::: Data under study :::

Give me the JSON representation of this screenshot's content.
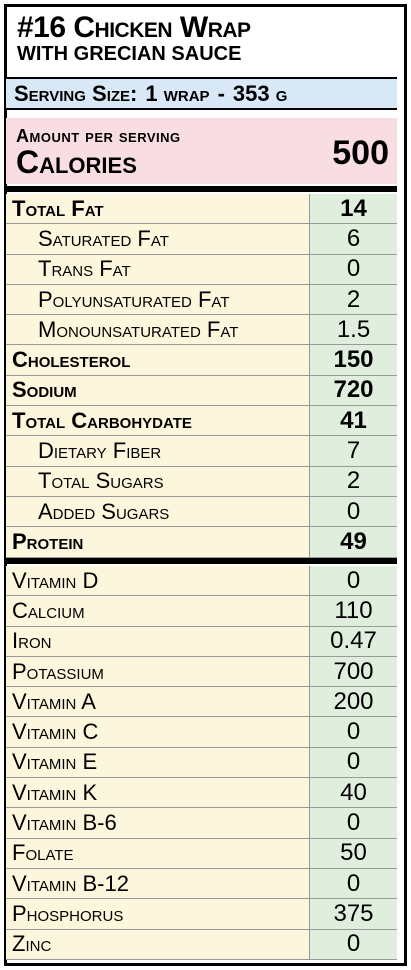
{
  "title": {
    "main": "#16 Chicken Wrap",
    "sub": "WITH GRECIAN SAUCE"
  },
  "serving": {
    "label": "Serving Size:",
    "amount": "1 wrap",
    "separator": "-",
    "weight": "353 g"
  },
  "calories": {
    "amount_label": "Amount per serving",
    "label": "Calories",
    "value": "500"
  },
  "macros": [
    {
      "label": "Total Fat",
      "value": "14",
      "bold": true,
      "indent": false
    },
    {
      "label": "Saturated Fat",
      "value": "6",
      "bold": false,
      "indent": true
    },
    {
      "label": "Trans Fat",
      "value": "0",
      "bold": false,
      "indent": true
    },
    {
      "label": "Polyunsaturated Fat",
      "value": "2",
      "bold": false,
      "indent": true
    },
    {
      "label": "Monounsaturated Fat",
      "value": "1.5",
      "bold": false,
      "indent": true
    },
    {
      "label": "Cholesterol",
      "value": "150",
      "bold": true,
      "indent": false
    },
    {
      "label": "Sodium",
      "value": "720",
      "bold": true,
      "indent": false
    },
    {
      "label": "Total Carbohydate",
      "value": "41",
      "bold": true,
      "indent": false
    },
    {
      "label": "Dietary Fiber",
      "value": "7",
      "bold": false,
      "indent": true
    },
    {
      "label": "Total Sugars",
      "value": "2",
      "bold": false,
      "indent": true
    },
    {
      "label": "Added Sugars",
      "value": "0",
      "bold": false,
      "indent": true
    },
    {
      "label": "Protein",
      "value": "49",
      "bold": true,
      "indent": false
    }
  ],
  "micros": [
    {
      "label": "Vitamin D",
      "value": "0"
    },
    {
      "label": "Calcium",
      "value": "110"
    },
    {
      "label": "Iron",
      "value": "0.47"
    },
    {
      "label": "Potassium",
      "value": "700"
    },
    {
      "label": "Vitamin A",
      "value": "200"
    },
    {
      "label": "Vitamin C",
      "value": "0"
    },
    {
      "label": "Vitamin E",
      "value": "0"
    },
    {
      "label": "Vitamin K",
      "value": "40"
    },
    {
      "label": "Vitamin B-6",
      "value": "0"
    },
    {
      "label": "Folate",
      "value": "50"
    },
    {
      "label": "Vitamin B-12",
      "value": "0"
    },
    {
      "label": "Phosphorus",
      "value": "375"
    },
    {
      "label": "Zinc",
      "value": "0"
    }
  ],
  "colors": {
    "serving_bg": "#d8e8f6",
    "calories_bg": "#f8dde3",
    "label_bg": "#fbf6dc",
    "value_bg": "#dfeedd"
  }
}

:::

→ Exercise directions
Search the entries for the word "Vitamin" and pick out every line that holds it.

→ Expected output
      "label": "Vitamin D",
      "label": "Vitamin A",
      "label": "Vitamin C",
      "label": "Vitamin E",
      "label": "Vitamin K",
      "label": "Vitamin B-6",
      "label": "Vitamin B-12",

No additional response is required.